**Exercise instructions**
Print the listing below unchanged, line for line and character for character.

+++ Material for the task +++

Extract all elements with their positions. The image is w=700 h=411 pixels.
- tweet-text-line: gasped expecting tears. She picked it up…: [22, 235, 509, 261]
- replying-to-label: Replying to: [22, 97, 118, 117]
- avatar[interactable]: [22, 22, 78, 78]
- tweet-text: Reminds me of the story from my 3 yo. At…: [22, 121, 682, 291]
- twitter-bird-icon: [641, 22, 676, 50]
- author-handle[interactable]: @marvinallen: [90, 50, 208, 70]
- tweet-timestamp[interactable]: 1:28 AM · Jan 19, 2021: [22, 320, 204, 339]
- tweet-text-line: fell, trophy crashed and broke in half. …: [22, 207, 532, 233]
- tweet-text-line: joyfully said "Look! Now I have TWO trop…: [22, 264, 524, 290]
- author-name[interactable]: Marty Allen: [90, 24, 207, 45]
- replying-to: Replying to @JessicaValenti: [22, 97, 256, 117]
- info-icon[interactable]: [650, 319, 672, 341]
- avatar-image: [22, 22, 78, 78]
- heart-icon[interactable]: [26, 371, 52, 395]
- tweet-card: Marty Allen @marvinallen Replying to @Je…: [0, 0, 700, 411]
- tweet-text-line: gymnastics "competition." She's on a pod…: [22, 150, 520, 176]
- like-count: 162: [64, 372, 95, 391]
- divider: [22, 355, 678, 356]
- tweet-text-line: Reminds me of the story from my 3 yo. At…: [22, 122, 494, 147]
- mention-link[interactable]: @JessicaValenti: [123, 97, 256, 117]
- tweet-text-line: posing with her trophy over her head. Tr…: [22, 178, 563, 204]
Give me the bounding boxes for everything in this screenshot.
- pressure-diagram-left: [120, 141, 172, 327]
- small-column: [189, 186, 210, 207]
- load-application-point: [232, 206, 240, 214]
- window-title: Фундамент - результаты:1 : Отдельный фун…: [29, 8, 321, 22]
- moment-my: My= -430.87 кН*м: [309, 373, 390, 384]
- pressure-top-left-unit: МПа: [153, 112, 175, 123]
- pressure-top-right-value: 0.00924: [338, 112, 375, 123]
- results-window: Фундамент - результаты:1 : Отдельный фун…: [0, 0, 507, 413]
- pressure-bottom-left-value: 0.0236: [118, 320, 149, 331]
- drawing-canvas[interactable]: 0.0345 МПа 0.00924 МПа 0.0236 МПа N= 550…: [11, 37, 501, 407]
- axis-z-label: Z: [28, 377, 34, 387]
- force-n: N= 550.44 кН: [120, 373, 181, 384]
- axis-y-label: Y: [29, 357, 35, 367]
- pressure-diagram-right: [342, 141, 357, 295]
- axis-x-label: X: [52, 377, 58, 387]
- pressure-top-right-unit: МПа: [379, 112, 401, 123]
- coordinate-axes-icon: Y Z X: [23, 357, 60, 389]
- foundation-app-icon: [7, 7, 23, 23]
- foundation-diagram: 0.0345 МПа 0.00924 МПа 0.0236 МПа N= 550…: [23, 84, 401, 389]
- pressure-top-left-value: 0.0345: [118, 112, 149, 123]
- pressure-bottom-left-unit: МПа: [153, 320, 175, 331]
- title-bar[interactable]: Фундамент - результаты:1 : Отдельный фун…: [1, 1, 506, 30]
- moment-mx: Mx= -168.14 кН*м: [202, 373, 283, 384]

+++

**Reply to the exercise**
Extract all elements with their positions. The image is w=700 h=411 pixels.
- tweet-text-line: gasped expecting tears. She picked it up…: [22, 235, 509, 261]
- replying-to-label: Replying to: [22, 97, 118, 117]
- avatar[interactable]: [22, 22, 78, 78]
- tweet-text: Reminds me of the story from my 3 yo. At…: [22, 121, 682, 291]
- twitter-bird-icon: [641, 22, 676, 50]
- author-handle[interactable]: @marvinallen: [90, 50, 208, 70]
- tweet-timestamp[interactable]: 1:28 AM · Jan 19, 2021: [22, 320, 204, 339]
- tweet-text-line: fell, trophy crashed and broke in half. …: [22, 207, 532, 233]
- tweet-text-line: joyfully said "Look! Now I have TWO trop…: [22, 264, 524, 290]
- author-name[interactable]: Marty Allen: [90, 24, 207, 45]
- replying-to: Replying to @JessicaValenti: [22, 97, 256, 117]
- info-icon[interactable]: [650, 319, 672, 341]
- avatar-image: [22, 22, 78, 78]
- heart-icon[interactable]: [26, 371, 52, 395]
- tweet-card: Marty Allen @marvinallen Replying to @Je…: [0, 0, 700, 411]
- tweet-text-line: gymnastics "competition." She's on a pod…: [22, 150, 520, 176]
- like-count: 162: [64, 372, 95, 391]
- divider: [22, 355, 678, 356]
- tweet-text-line: Reminds me of the story from my 3 yo. At…: [22, 122, 494, 147]
- mention-link[interactable]: @JessicaValenti: [123, 97, 256, 117]
- tweet-text-line: posing with her trophy over her head. Tr…: [22, 178, 563, 204]
Give me the bounding boxes for everything in this screenshot.
- pressure-diagram-left: [120, 141, 172, 327]
- small-column: [189, 186, 210, 207]
- load-application-point: [232, 206, 240, 214]
- window-title: Фундамент - результаты:1 : Отдельный фун…: [29, 8, 321, 22]
- moment-my: My= -430.87 кН*м: [309, 373, 390, 384]
- pressure-top-left-unit: МПа: [153, 112, 175, 123]
- pressure-top-right-value: 0.00924: [338, 112, 375, 123]
- results-window: Фундамент - результаты:1 : Отдельный фун…: [0, 0, 507, 413]
- pressure-bottom-left-value: 0.0236: [118, 320, 149, 331]
- drawing-canvas[interactable]: 0.0345 МПа 0.00924 МПа 0.0236 МПа N= 550…: [11, 37, 501, 407]
- axis-z-label: Z: [28, 377, 34, 387]
- force-n: N= 550.44 кН: [120, 373, 181, 384]
- axis-y-label: Y: [29, 357, 35, 367]
- pressure-diagram-right: [342, 141, 357, 295]
- axis-x-label: X: [52, 377, 58, 387]
- pressure-top-right-unit: МПа: [379, 112, 401, 123]
- coordinate-axes-icon: Y Z X: [23, 357, 60, 389]
- foundation-app-icon: [7, 7, 23, 23]
- foundation-diagram: 0.0345 МПа 0.00924 МПа 0.0236 МПа N= 550…: [23, 84, 401, 389]
- pressure-top-left-value: 0.0345: [118, 112, 149, 123]
- pressure-bottom-left-unit: МПа: [153, 320, 175, 331]
- title-bar[interactable]: Фундамент - результаты:1 : Отдельный фун…: [1, 1, 506, 30]
- moment-mx: Mx= -168.14 кН*м: [202, 373, 283, 384]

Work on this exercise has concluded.